(Stored records)
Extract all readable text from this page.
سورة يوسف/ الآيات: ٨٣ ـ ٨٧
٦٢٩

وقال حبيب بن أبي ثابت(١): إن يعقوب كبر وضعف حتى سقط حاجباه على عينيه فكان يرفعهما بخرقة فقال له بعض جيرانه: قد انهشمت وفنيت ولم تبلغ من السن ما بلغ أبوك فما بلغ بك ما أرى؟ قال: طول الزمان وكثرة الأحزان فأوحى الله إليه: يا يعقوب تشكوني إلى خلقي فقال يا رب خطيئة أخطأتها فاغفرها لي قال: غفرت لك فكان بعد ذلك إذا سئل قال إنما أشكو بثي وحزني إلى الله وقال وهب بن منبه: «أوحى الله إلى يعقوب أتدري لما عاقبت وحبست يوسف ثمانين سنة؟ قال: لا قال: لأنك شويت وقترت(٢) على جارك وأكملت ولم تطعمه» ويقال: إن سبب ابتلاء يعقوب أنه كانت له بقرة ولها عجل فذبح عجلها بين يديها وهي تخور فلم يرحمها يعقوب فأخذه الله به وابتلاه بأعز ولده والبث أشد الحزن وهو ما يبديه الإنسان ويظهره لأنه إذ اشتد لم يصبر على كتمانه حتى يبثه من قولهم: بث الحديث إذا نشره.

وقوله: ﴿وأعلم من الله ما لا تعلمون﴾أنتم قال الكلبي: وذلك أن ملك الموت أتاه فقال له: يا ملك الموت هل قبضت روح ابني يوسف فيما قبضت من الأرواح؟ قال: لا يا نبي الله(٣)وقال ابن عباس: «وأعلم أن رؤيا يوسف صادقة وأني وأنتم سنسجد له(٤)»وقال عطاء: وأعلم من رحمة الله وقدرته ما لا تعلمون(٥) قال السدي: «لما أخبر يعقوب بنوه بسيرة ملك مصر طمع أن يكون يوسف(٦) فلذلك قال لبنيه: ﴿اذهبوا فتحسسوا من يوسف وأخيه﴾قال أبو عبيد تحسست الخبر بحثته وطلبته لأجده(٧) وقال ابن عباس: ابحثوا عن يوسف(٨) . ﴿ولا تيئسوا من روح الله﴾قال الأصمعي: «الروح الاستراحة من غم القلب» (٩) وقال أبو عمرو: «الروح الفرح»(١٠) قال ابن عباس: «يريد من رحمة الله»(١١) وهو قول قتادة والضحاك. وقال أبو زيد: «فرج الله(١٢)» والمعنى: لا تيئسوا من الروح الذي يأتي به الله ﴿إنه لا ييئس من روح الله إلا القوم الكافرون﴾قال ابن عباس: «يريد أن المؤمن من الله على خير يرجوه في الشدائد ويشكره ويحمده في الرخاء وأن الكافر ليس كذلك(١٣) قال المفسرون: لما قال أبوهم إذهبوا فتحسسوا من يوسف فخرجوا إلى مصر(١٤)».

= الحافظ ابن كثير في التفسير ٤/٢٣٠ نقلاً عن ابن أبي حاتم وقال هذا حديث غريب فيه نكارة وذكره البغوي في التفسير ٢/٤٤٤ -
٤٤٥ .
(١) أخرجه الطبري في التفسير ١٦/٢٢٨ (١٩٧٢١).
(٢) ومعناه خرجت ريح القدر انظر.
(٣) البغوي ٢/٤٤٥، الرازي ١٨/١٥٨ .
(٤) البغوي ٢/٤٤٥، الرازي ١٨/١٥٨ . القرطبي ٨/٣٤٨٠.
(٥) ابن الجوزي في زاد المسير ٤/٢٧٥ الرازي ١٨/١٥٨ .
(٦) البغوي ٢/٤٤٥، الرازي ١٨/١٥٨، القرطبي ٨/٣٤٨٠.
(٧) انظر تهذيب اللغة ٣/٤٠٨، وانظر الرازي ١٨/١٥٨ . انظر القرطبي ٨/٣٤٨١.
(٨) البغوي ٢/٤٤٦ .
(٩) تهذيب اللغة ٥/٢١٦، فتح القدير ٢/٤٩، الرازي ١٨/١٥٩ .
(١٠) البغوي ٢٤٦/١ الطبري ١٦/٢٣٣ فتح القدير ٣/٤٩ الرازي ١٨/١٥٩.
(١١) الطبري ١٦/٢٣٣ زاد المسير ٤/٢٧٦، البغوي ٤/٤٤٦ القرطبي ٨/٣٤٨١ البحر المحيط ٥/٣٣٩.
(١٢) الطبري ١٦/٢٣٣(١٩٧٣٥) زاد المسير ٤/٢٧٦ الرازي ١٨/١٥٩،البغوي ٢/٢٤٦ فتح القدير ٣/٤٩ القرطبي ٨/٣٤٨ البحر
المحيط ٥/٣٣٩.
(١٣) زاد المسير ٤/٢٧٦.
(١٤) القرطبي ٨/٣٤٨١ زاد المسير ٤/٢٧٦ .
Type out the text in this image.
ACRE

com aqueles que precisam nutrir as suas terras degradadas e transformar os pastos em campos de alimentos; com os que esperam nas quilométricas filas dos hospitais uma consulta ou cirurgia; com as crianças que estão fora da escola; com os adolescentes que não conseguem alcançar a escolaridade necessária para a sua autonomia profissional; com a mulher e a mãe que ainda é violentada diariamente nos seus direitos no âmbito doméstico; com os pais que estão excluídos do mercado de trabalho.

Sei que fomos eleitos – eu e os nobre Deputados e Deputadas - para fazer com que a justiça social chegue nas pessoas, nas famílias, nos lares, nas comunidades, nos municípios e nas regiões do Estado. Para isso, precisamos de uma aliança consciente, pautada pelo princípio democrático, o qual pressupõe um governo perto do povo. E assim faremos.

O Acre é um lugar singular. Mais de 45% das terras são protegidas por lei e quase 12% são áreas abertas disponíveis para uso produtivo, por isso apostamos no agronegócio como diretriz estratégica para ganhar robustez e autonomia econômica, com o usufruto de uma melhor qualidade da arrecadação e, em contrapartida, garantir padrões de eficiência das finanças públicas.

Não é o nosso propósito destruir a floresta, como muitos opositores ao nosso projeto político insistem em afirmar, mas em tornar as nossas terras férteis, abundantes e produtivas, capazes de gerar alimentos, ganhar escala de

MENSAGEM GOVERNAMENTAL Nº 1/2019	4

_Job_. Reproduce the data in full, exactly as presented.

_Answer in full_.
Extract all readable text from this page.
سورة يوسف/ الآيات: ٨٣ ـ ٨٧
٦٢٩

وقال حبيب بن أبي ثابت(١): إن يعقوب كبر وضعف حتى سقط حاجباه على عينيه فكان يرفعهما بخرقة فقال له بعض جيرانه: قد انهشمت وفنيت ولم تبلغ من السن ما بلغ أبوك فما بلغ بك ما أرى؟ قال: طول الزمان وكثرة الأحزان فأوحى الله إليه: يا يعقوب تشكوني إلى خلقي فقال يا رب خطيئة أخطأتها فاغفرها لي قال: غفرت لك فكان بعد ذلك إذا سئل قال إنما أشكو بثي وحزني إلى الله وقال وهب بن منبه: «أوحى الله إلى يعقوب أتدري لما عاقبت وحبست يوسف ثمانين سنة؟ قال: لا قال: لأنك شويت وقترت(٢) على جارك وأكملت ولم تطعمه» ويقال: إن سبب ابتلاء يعقوب أنه كانت له بقرة ولها عجل فذبح عجلها بين يديها وهي تخور فلم يرحمها يعقوب فأخذه الله به وابتلاه بأعز ولده والبث أشد الحزن وهو ما يبديه الإنسان ويظهره لأنه إذ اشتد لم يصبر على كتمانه حتى يبثه من قولهم: بث الحديث إذا نشره.

وقوله: ﴿وأعلم من الله ما لا تعلمون﴾أنتم قال الكلبي: وذلك أن ملك الموت أتاه فقال له: يا ملك الموت هل قبضت روح ابني يوسف فيما قبضت من الأرواح؟ قال: لا يا نبي الله(٣)وقال ابن عباس: «وأعلم أن رؤيا يوسف صادقة وأني وأنتم سنسجد له(٤)»وقال عطاء: وأعلم من رحمة الله وقدرته ما لا تعلمون(٥) قال السدي: «لما أخبر يعقوب بنوه بسيرة ملك مصر طمع أن يكون يوسف(٦) فلذلك قال لبنيه: ﴿اذهبوا فتحسسوا من يوسف وأخيه﴾قال أبو عبيد تحسست الخبر بحثته وطلبته لأجده(٧) وقال ابن عباس: ابحثوا عن يوسف(٨) . ﴿ولا تيئسوا من روح الله﴾قال الأصمعي: «الروح الاستراحة من غم القلب» (٩) وقال أبو عمرو: «الروح الفرح»(١٠) قال ابن عباس: «يريد من رحمة الله»(١١) وهو قول قتادة والضحاك. وقال أبو زيد: «فرج الله(١٢)» والمعنى: لا تيئسوا من الروح الذي يأتي به الله ﴿إنه لا ييئس من روح الله إلا القوم الكافرون﴾قال ابن عباس: «يريد أن المؤمن من الله على خير يرجوه في الشدائد ويشكره ويحمده في الرخاء وأن الكافر ليس كذلك(١٣) قال المفسرون: لما قال أبوهم إذهبوا فتحسسوا من يوسف فخرجوا إلى مصر(١٤)».

= الحافظ ابن كثير في التفسير ٤/٢٣٠ نقلاً عن ابن أبي حاتم وقال هذا حديث غريب فيه نكارة وذكره البغوي في التفسير ٢/٤٤٤ -
٤٤٥ .
(١) أخرجه الطبري في التفسير ١٦/٢٢٨ (١٩٧٢١).
(٢) ومعناه خرجت ريح القدر انظر.
(٣) البغوي ٢/٤٤٥، الرازي ١٨/١٥٨ .
(٤) البغوي ٢/٤٤٥، الرازي ١٨/١٥٨ . القرطبي ٨/٣٤٨٠.
(٥) ابن الجوزي في زاد المسير ٤/٢٧٥ الرازي ١٨/١٥٨ .
(٦) البغوي ٢/٤٤٥، الرازي ١٨/١٥٨، القرطبي ٨/٣٤٨٠.
(٧) انظر تهذيب اللغة ٣/٤٠٨، وانظر الرازي ١٨/١٥٨ . انظر القرطبي ٨/٣٤٨١.
(٨) البغوي ٢/٤٤٦ .
(٩) تهذيب اللغة ٥/٢١٦، فتح القدير ٢/٤٩، الرازي ١٨/١٥٩ .
(١٠) البغوي ٢٤٦/١ الطبري ١٦/٢٣٣ فتح القدير ٣/٤٩ الرازي ١٨/١٥٩.
(١١) الطبري ١٦/٢٣٣ زاد المسير ٤/٢٧٦، البغوي ٤/٤٤٦ القرطبي ٨/٣٤٨١ البحر المحيط ٥/٣٣٩.
(١٢) الطبري ١٦/٢٣٣(١٩٧٣٥) زاد المسير ٤/٢٧٦ الرازي ١٨/١٥٩،البغوي ٢/٢٤٦ فتح القدير ٣/٤٩ القرطبي ٨/٣٤٨ البحر
المحيط ٥/٣٣٩.
(١٣) زاد المسير ٤/٢٧٦.
(١٤) القرطبي ٨/٣٤٨١ زاد المسير ٤/٢٧٦ .
Type out the text in this image.
ACRE

com aqueles que precisam nutrir as suas terras degradadas e transformar os pastos em campos de alimentos; com os que esperam nas quilométricas filas dos hospitais uma consulta ou cirurgia; com as crianças que estão fora da escola; com os adolescentes que não conseguem alcançar a escolaridade necessária para a sua autonomia profissional; com a mulher e a mãe que ainda é violentada diariamente nos seus direitos no âmbito doméstico; com os pais que estão excluídos do mercado de trabalho.

Sei que fomos eleitos – eu e os nobre Deputados e Deputadas - para fazer com que a justiça social chegue nas pessoas, nas famílias, nos lares, nas comunidades, nos municípios e nas regiões do Estado. Para isso, precisamos de uma aliança consciente, pautada pelo princípio democrático, o qual pressupõe um governo perto do povo. E assim faremos.

O Acre é um lugar singular. Mais de 45% das terras são protegidas por lei e quase 12% são áreas abertas disponíveis para uso produtivo, por isso apostamos no agronegócio como diretriz estratégica para ganhar robustez e autonomia econômica, com o usufruto de uma melhor qualidade da arrecadação e, em contrapartida, garantir padrões de eficiência das finanças públicas.

Não é o nosso propósito destruir a floresta, como muitos opositores ao nosso projeto político insistem em afirmar, mas em tornar as nossas terras férteis, abundantes e produtivas, capazes de gerar alimentos, ganhar escala de

MENSAGEM GOVERNAMENTAL Nº 1/2019	4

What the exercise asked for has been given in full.